▶ Goal of the exercise: Wherever the word "name" appears in the entries, copy the whole line.

---------------

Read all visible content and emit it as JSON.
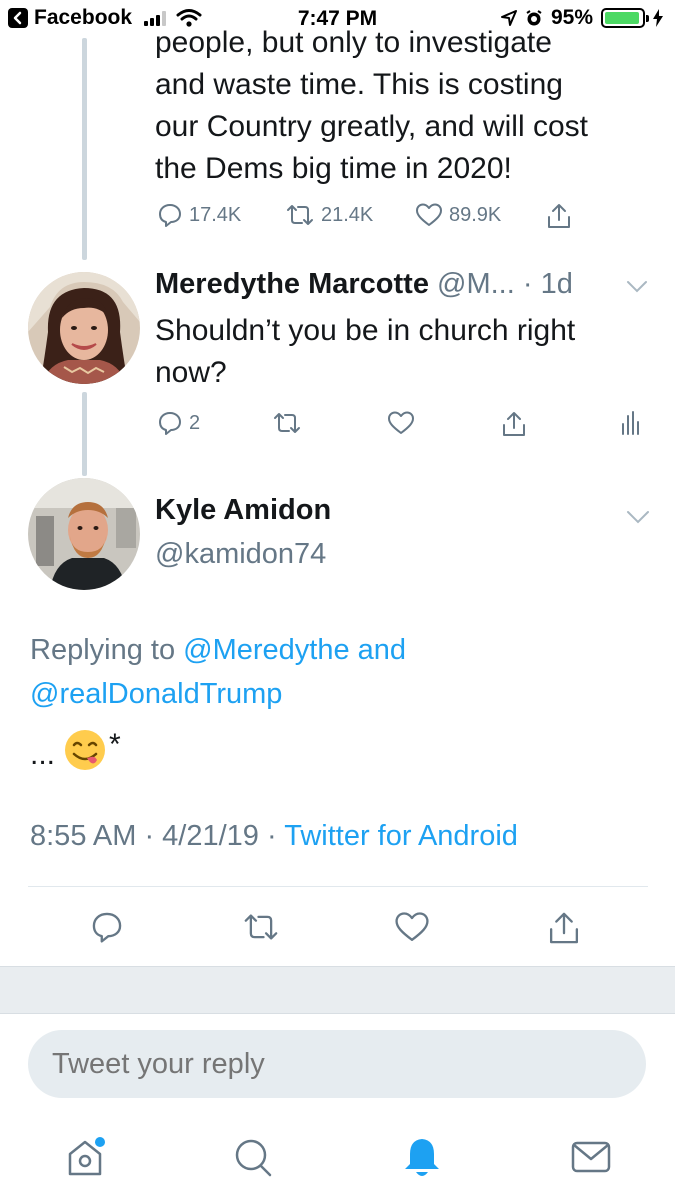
{
  "status_bar": {
    "back_app": "Facebook",
    "time": "7:47 PM",
    "battery": "95%",
    "battery_level": 0.95
  },
  "parent_tweet": {
    "text_lines": [
      "people, but only to investigate",
      "and waste time. This is costing",
      "our Country greatly, and will cost",
      "the Dems big time in 2020!"
    ],
    "replies": "17.4K",
    "retweets": "21.4K",
    "likes": "89.9K"
  },
  "reply_tweet": {
    "name": "Meredythe Marcotte",
    "handle_truncated": "@M...",
    "age": "· 1d",
    "text_lines": [
      "Shouldn’t you be in church right",
      "now?"
    ],
    "replies": "2"
  },
  "main_tweet": {
    "name": "Kyle Amidon",
    "handle": "@kamidon74",
    "replying_prefix": "Replying to",
    "replying_user1": "@Meredythe",
    "replying_and": "and",
    "replying_user2": "@realDonaldTrump",
    "text_dots": "...",
    "text_star": "*",
    "timestamp": "8:55 AM · 4/21/19 ·",
    "source": "Twitter for Android"
  },
  "reply_box": {
    "placeholder": "Tweet your reply"
  },
  "tabs": [
    "home-icon",
    "search-icon",
    "notifications-icon",
    "messages-icon"
  ],
  "colors": {
    "link": "#1da1f2",
    "secondary_text": "#657786",
    "active_tab": "#1da1f2"
  }
}
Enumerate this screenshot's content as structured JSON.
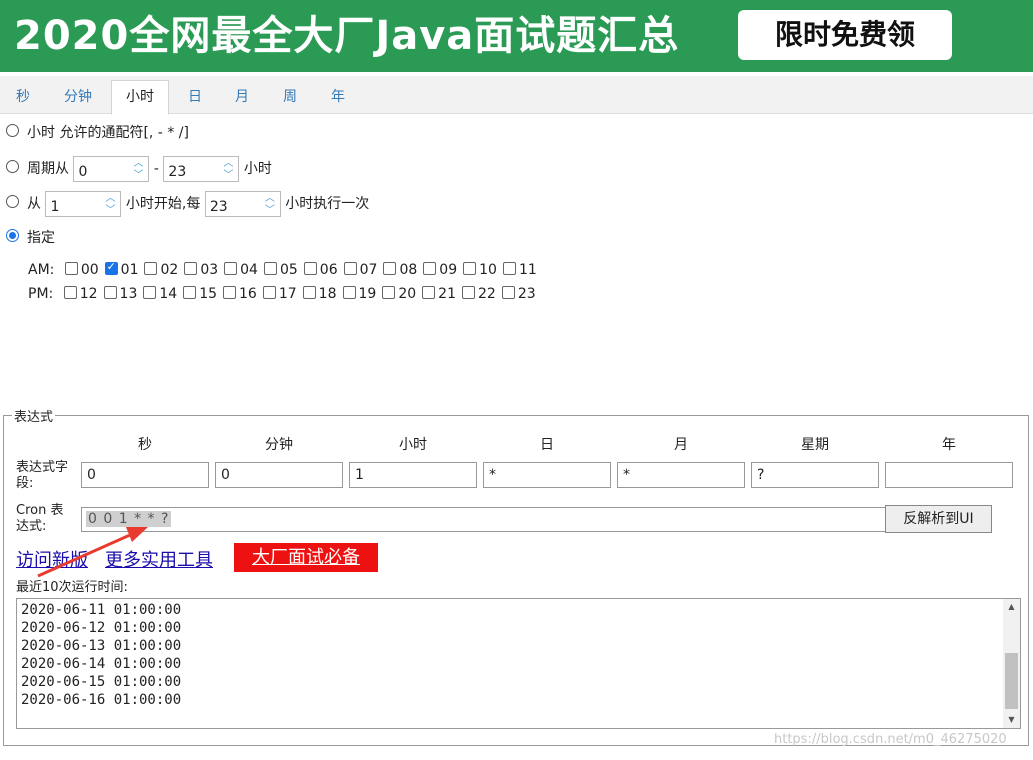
{
  "banner": {
    "title": "2020全网最全大厂Java面试题汇总",
    "button": "限时免费领"
  },
  "tabs": [
    "秒",
    "分钟",
    "小时",
    "日",
    "月",
    "周",
    "年"
  ],
  "active_tab": "小时",
  "hour_options": {
    "opt1": "小时 允许的通配符[, - * /]",
    "opt2_prefix": "周期从",
    "opt2_from": "0",
    "opt2_dash": "-",
    "opt2_to": "23",
    "opt2_suffix": "小时",
    "opt3_prefix": "从",
    "opt3_start": "1",
    "opt3_mid": "小时开始,每",
    "opt3_every": "23",
    "opt3_suffix": "小时执行一次",
    "opt4": "指定",
    "selected": "指定"
  },
  "am_label": "AM:",
  "pm_label": "PM:",
  "am_hours": [
    "00",
    "01",
    "02",
    "03",
    "04",
    "05",
    "06",
    "07",
    "08",
    "09",
    "10",
    "11"
  ],
  "pm_hours": [
    "12",
    "13",
    "14",
    "15",
    "16",
    "17",
    "18",
    "19",
    "20",
    "21",
    "22",
    "23"
  ],
  "checked_hours": [
    "01"
  ],
  "expression": {
    "legend": "表达式",
    "columns": [
      "秒",
      "分钟",
      "小时",
      "日",
      "月",
      "星期",
      "年"
    ],
    "field_label": "表达式字段:",
    "values": [
      "0",
      "0",
      "1",
      "*",
      "*",
      "?",
      ""
    ],
    "cron_label": "Cron 表达式:",
    "cron_value": "0 0 1 * * ?",
    "parse_button": "反解析到UI"
  },
  "links": {
    "new_version": "访问新版",
    "more_tools": "更多实用工具",
    "interview": "大厂面试必备"
  },
  "run_label": "最近10次运行时间:",
  "run_times": [
    "2020-06-11 01:00:00",
    "2020-06-12 01:00:00",
    "2020-06-13 01:00:00",
    "2020-06-14 01:00:00",
    "2020-06-15 01:00:00",
    "2020-06-16 01:00:00"
  ],
  "watermark": "https://blog.csdn.net/m0_46275020",
  "colors": {
    "banner": "#2a9a55",
    "accent": "#1a73e8",
    "link": "#1a0dab",
    "red_button": "#ee1111"
  }
}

---------------

▶ Result:
    "name": "Meredythe Marcotte",
    "name": "Kyle Amidon",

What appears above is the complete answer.